## Extracted records
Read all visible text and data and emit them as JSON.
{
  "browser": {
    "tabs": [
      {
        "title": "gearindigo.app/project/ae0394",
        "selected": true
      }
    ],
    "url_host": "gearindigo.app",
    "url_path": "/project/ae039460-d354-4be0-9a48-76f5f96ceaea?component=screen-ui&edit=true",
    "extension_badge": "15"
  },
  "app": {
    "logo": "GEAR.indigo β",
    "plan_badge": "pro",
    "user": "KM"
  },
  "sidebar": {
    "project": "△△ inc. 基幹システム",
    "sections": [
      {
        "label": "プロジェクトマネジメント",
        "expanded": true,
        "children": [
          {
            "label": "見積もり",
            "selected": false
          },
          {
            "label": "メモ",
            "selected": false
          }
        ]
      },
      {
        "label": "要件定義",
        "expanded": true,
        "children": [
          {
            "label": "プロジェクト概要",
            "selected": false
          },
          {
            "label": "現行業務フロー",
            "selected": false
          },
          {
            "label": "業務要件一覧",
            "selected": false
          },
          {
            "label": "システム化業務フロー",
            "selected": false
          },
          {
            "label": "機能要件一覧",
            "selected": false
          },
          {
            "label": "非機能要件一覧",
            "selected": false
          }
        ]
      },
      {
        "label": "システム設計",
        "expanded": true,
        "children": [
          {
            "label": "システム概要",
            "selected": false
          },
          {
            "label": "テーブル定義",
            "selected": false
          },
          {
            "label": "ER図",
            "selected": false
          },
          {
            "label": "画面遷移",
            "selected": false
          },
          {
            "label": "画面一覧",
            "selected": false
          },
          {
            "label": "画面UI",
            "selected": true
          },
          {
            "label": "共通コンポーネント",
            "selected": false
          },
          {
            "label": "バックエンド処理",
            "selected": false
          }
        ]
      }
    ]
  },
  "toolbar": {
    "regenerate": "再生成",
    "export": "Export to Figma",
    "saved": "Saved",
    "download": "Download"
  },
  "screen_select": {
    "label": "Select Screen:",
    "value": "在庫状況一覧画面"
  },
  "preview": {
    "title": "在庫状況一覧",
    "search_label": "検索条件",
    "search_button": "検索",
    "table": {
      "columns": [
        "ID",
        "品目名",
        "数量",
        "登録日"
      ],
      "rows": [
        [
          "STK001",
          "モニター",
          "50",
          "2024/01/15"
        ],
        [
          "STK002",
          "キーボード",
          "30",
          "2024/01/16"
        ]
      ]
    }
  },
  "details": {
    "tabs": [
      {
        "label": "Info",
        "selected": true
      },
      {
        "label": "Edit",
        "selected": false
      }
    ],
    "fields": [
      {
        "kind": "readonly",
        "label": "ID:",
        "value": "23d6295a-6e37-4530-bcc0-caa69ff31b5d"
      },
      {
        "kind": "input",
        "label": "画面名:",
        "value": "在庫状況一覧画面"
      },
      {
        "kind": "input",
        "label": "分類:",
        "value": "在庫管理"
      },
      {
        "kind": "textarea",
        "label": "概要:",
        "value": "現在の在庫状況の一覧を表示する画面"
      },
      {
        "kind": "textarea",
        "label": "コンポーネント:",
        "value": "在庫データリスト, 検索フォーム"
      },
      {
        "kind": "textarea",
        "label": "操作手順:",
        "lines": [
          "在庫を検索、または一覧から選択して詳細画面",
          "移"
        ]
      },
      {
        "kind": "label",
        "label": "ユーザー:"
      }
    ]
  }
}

## Task
Repeat the records above exactly.

## Reply to the exercise
Read all visible text and data and emit them as JSON.
{
  "browser": {
    "tabs": [
      {
        "title": "gearindigo.app/project/ae0394",
        "selected": true
      }
    ],
    "url_host": "gearindigo.app",
    "url_path": "/project/ae039460-d354-4be0-9a48-76f5f96ceaea?component=screen-ui&edit=true",
    "extension_badge": "15"
  },
  "app": {
    "logo": "GEAR.indigo β",
    "plan_badge": "pro",
    "user": "KM"
  },
  "sidebar": {
    "project": "△△ inc. 基幹システム",
    "sections": [
      {
        "label": "プロジェクトマネジメント",
        "expanded": true,
        "children": [
          {
            "label": "見積もり",
            "selected": false
          },
          {
            "label": "メモ",
            "selected": false
          }
        ]
      },
      {
        "label": "要件定義",
        "expanded": true,
        "children": [
          {
            "label": "プロジェクト概要",
            "selected": false
          },
          {
            "label": "現行業務フロー",
            "selected": false
          },
          {
            "label": "業務要件一覧",
            "selected": false
          },
          {
            "label": "システム化業務フロー",
            "selected": false
          },
          {
            "label": "機能要件一覧",
            "selected": false
          },
          {
            "label": "非機能要件一覧",
            "selected": false
          }
        ]
      },
      {
        "label": "システム設計",
        "expanded": true,
        "children": [
          {
            "label": "システム概要",
            "selected": false
          },
          {
            "label": "テーブル定義",
            "selected": false
          },
          {
            "label": "ER図",
            "selected": false
          },
          {
            "label": "画面遷移",
            "selected": false
          },
          {
            "label": "画面一覧",
            "selected": false
          },
          {
            "label": "画面UI",
            "selected": true
          },
          {
            "label": "共通コンポーネント",
            "selected": false
          },
          {
            "label": "バックエンド処理",
            "selected": false
          }
        ]
      }
    ]
  },
  "toolbar": {
    "regenerate": "再生成",
    "export": "Export to Figma",
    "saved": "Saved",
    "download": "Download"
  },
  "screen_select": {
    "label": "Select Screen:",
    "value": "在庫状況一覧画面"
  },
  "preview": {
    "title": "在庫状況一覧",
    "search_label": "検索条件",
    "search_button": "検索",
    "table": {
      "columns": [
        "ID",
        "品目名",
        "数量",
        "登録日"
      ],
      "rows": [
        [
          "STK001",
          "モニター",
          "50",
          "2024/01/15"
        ],
        [
          "STK002",
          "キーボード",
          "30",
          "2024/01/16"
        ]
      ]
    }
  },
  "details": {
    "tabs": [
      {
        "label": "Info",
        "selected": true
      },
      {
        "label": "Edit",
        "selected": false
      }
    ],
    "fields": [
      {
        "kind": "readonly",
        "label": "ID:",
        "value": "23d6295a-6e37-4530-bcc0-caa69ff31b5d"
      },
      {
        "kind": "input",
        "label": "画面名:",
        "value": "在庫状況一覧画面"
      },
      {
        "kind": "input",
        "label": "分類:",
        "value": "在庫管理"
      },
      {
        "kind": "textarea",
        "label": "概要:",
        "value": "現在の在庫状況の一覧を表示する画面"
      },
      {
        "kind": "textarea",
        "label": "コンポーネント:",
        "value": "在庫データリスト, 検索フォーム"
      },
      {
        "kind": "textarea",
        "label": "操作手順:",
        "lines": [
          "在庫を検索、または一覧から選択して詳細画面",
          "移"
        ]
      },
      {
        "kind": "label",
        "label": "ユーザー:"
      }
    ]
  }
}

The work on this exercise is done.